_WRITTEN PROBLEM_:
Quote every entry word for word.
##### DATA SECTION
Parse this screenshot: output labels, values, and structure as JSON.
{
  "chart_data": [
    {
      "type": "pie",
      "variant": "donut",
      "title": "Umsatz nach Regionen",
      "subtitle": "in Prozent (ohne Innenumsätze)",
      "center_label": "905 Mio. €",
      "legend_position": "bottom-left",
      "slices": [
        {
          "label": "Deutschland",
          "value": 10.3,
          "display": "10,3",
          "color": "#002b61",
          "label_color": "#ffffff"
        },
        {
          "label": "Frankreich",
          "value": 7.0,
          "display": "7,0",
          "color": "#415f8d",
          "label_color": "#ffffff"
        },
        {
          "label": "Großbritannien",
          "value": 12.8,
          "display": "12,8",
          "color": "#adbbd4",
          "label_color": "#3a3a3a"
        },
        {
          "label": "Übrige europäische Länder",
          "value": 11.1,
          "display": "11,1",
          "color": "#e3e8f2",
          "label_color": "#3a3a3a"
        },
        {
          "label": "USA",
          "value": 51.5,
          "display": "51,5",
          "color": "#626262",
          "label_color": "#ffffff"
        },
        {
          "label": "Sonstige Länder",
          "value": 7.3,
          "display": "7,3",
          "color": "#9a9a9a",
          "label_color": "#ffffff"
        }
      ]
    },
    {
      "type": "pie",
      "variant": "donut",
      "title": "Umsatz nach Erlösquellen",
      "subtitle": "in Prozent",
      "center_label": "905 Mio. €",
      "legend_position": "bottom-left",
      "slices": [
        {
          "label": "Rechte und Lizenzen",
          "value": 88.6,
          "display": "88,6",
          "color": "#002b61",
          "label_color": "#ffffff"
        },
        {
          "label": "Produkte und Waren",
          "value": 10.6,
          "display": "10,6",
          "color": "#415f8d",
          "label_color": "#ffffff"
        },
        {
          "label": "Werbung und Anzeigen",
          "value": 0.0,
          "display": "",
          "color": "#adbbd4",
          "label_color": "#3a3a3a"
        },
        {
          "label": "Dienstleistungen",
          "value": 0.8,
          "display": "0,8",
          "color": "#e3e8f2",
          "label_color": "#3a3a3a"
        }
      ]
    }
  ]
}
##########
_EXERCISE ANSWER_:
Parse this screenshot: output labels, values, and structure as JSON.
{
  "chart_data": [
    {
      "type": "pie",
      "variant": "donut",
      "title": "Umsatz nach Regionen",
      "subtitle": "in Prozent (ohne Innenumsätze)",
      "center_label": "905 Mio. €",
      "legend_position": "bottom-left",
      "slices": [
        {
          "label": "Deutschland",
          "value": 10.3,
          "display": "10,3",
          "color": "#002b61",
          "label_color": "#ffffff"
        },
        {
          "label": "Frankreich",
          "value": 7.0,
          "display": "7,0",
          "color": "#415f8d",
          "label_color": "#ffffff"
        },
        {
          "label": "Großbritannien",
          "value": 12.8,
          "display": "12,8",
          "color": "#adbbd4",
          "label_color": "#3a3a3a"
        },
        {
          "label": "Übrige europäische Länder",
          "value": 11.1,
          "display": "11,1",
          "color": "#e3e8f2",
          "label_color": "#3a3a3a"
        },
        {
          "label": "USA",
          "value": 51.5,
          "display": "51,5",
          "color": "#626262",
          "label_color": "#ffffff"
        },
        {
          "label": "Sonstige Länder",
          "value": 7.3,
          "display": "7,3",
          "color": "#9a9a9a",
          "label_color": "#ffffff"
        }
      ]
    },
    {
      "type": "pie",
      "variant": "donut",
      "title": "Umsatz nach Erlösquellen",
      "subtitle": "in Prozent",
      "center_label": "905 Mio. €",
      "legend_position": "bottom-left",
      "slices": [
        {
          "label": "Rechte und Lizenzen",
          "value": 88.6,
          "display": "88,6",
          "color": "#002b61",
          "label_color": "#ffffff"
        },
        {
          "label": "Produkte und Waren",
          "value": 10.6,
          "display": "10,6",
          "color": "#415f8d",
          "label_color": "#ffffff"
        },
        {
          "label": "Werbung und Anzeigen",
          "value": 0.0,
          "display": "",
          "color": "#adbbd4",
          "label_color": "#3a3a3a"
        },
        {
          "label": "Dienstleistungen",
          "value": 0.8,
          "display": "0,8",
          "color": "#e3e8f2",
          "label_color": "#3a3a3a"
        }
      ]
    }
  ]
}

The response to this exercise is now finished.